(Records from a data collection):
/---
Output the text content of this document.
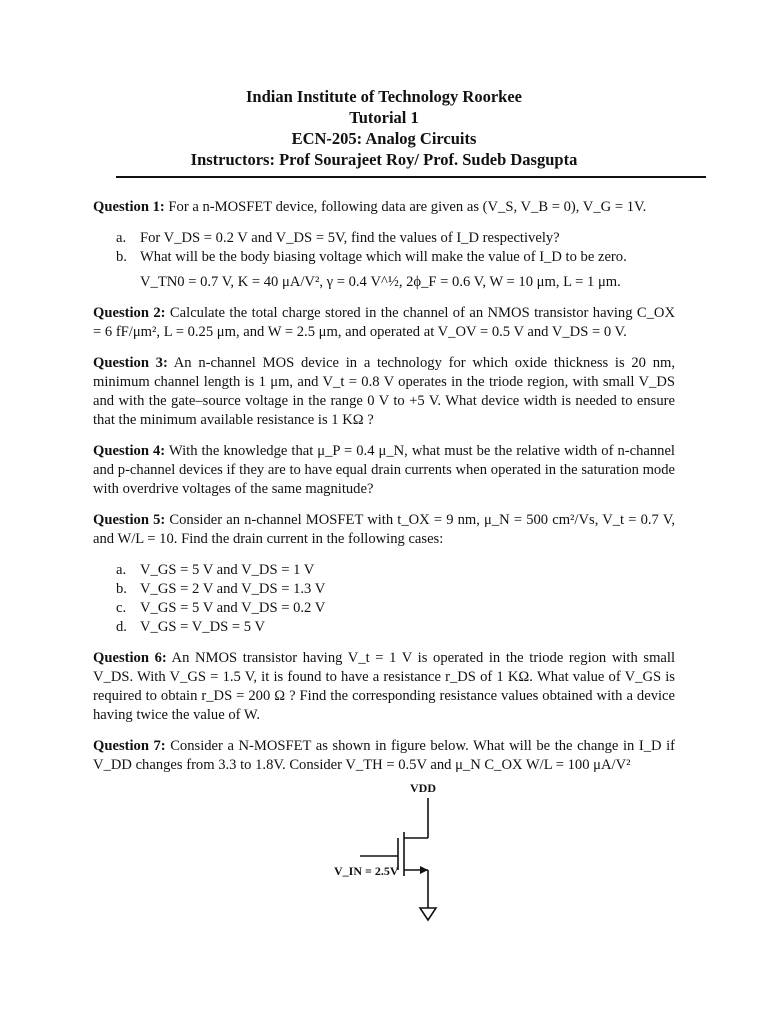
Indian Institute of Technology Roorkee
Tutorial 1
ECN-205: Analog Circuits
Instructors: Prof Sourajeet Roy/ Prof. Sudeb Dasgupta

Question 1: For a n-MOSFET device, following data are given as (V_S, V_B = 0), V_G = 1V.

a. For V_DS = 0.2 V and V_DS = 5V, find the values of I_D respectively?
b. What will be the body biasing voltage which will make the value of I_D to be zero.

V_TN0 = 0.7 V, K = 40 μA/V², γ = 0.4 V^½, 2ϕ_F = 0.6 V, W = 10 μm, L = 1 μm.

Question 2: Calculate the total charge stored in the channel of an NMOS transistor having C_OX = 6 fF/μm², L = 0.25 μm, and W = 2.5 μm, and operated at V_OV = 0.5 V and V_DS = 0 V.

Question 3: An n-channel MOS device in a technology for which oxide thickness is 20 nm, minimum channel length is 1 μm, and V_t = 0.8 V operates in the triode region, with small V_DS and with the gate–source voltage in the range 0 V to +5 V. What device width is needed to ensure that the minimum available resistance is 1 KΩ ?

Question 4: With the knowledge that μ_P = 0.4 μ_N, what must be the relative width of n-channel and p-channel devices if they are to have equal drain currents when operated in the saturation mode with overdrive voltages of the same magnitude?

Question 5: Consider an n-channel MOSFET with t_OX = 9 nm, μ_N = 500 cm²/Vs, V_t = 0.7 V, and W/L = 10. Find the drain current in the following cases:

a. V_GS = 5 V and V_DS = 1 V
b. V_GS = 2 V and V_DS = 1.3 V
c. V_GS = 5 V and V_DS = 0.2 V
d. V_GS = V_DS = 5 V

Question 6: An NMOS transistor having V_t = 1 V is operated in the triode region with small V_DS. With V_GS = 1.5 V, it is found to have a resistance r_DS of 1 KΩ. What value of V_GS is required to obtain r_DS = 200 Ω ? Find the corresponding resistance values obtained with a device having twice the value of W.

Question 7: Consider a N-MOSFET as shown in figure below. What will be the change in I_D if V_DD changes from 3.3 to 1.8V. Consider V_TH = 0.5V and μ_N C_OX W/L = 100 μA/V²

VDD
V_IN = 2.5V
\---
/---
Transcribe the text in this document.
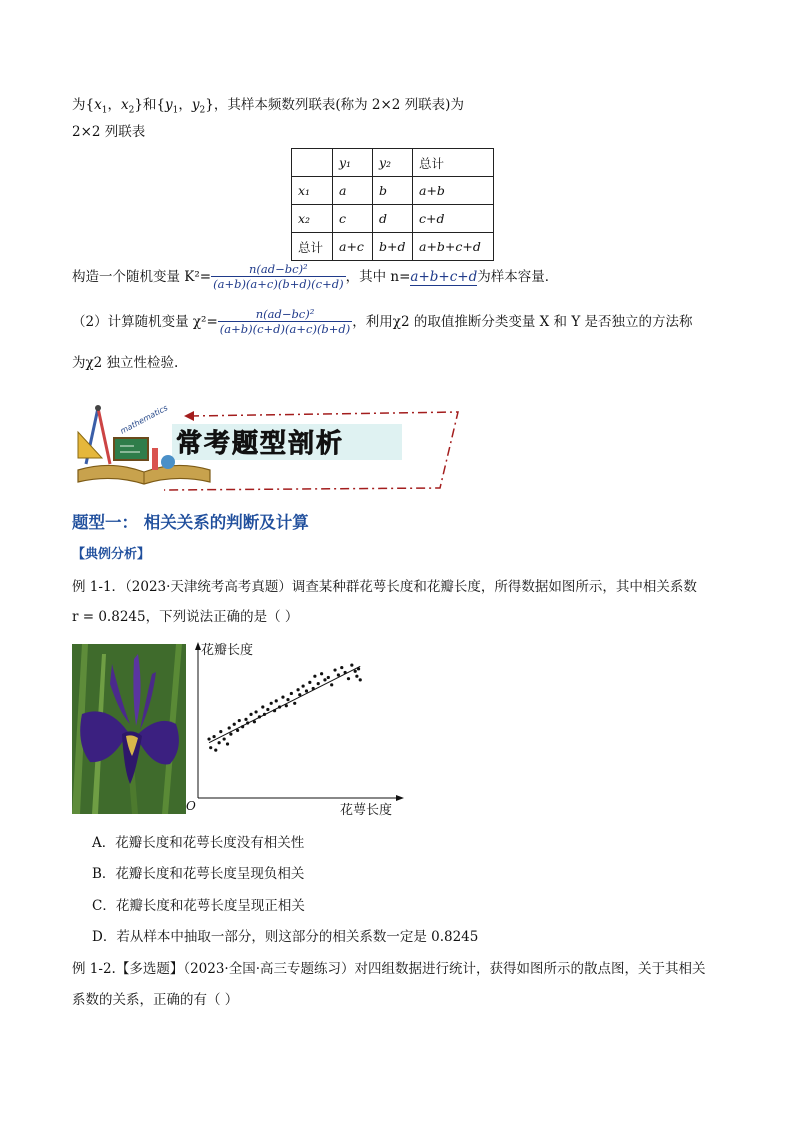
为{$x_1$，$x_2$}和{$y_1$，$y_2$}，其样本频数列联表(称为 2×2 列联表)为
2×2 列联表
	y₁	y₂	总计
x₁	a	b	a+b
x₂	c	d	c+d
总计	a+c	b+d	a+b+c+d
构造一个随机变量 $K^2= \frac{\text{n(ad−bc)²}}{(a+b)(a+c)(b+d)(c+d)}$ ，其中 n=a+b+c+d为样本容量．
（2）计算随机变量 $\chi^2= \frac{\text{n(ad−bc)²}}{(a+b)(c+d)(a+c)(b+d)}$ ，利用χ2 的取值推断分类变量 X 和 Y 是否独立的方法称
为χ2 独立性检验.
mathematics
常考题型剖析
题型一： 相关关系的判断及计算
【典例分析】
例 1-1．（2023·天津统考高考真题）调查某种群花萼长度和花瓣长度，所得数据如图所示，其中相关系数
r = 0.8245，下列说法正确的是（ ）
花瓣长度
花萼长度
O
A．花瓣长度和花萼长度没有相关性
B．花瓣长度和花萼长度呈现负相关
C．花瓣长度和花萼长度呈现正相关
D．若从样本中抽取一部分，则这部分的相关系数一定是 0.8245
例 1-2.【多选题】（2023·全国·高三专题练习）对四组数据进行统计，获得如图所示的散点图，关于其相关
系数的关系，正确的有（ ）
\---
(What needs to be done):
Collect every line with the string "MOSFET" from the records, and copy each.

(Task solution):
Question 1: For a n-MOSFET device, following data are given as (V_S, V_B = 0), V_G = 1V.
Question 5: Consider an n-channel MOSFET with t_OX = 9 nm, μ_N = 500 cm²/Vs, V_t = 0.7 V, and W/L = 10. Find the drain current in the following cases:
Question 7: Consider a N-MOSFET as shown in figure below. What will be the change in I_D if V_DD changes from 3.3 to 1.8V. Consider V_TH = 0.5V and μ_N C_OX W/L = 100 μA/V²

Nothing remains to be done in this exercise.